_RECORDS SUPPLIED_.
>>

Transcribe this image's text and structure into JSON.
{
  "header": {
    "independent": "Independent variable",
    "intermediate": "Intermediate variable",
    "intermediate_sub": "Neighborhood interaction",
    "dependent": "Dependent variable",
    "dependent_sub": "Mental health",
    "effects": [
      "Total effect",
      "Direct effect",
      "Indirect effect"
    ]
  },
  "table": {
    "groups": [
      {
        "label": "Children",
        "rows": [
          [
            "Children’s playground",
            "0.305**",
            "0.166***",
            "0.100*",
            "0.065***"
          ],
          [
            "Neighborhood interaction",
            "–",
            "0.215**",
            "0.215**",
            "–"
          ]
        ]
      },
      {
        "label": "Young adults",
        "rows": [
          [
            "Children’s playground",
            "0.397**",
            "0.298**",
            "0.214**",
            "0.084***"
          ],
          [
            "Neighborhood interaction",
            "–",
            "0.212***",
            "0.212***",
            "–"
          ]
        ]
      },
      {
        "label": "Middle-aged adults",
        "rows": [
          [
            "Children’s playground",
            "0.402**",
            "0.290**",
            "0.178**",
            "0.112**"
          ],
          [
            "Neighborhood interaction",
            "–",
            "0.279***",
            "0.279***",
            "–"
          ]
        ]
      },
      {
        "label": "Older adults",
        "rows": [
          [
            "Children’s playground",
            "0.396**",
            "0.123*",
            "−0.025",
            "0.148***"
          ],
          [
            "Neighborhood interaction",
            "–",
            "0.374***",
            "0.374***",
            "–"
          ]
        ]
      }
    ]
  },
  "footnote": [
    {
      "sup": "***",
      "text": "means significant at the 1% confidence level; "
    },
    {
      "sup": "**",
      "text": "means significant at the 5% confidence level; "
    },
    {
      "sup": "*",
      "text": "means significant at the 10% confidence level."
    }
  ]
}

<<

_WHAT YOU WILL DO_. Filter the records above for "confidence" and copy every matching line.

_OUTPUT_.
      "text": "means significant at the 1% confidence level; "
      "text": "means significant at the 5% confidence level; "
      "text": "means significant at the 10% confidence level."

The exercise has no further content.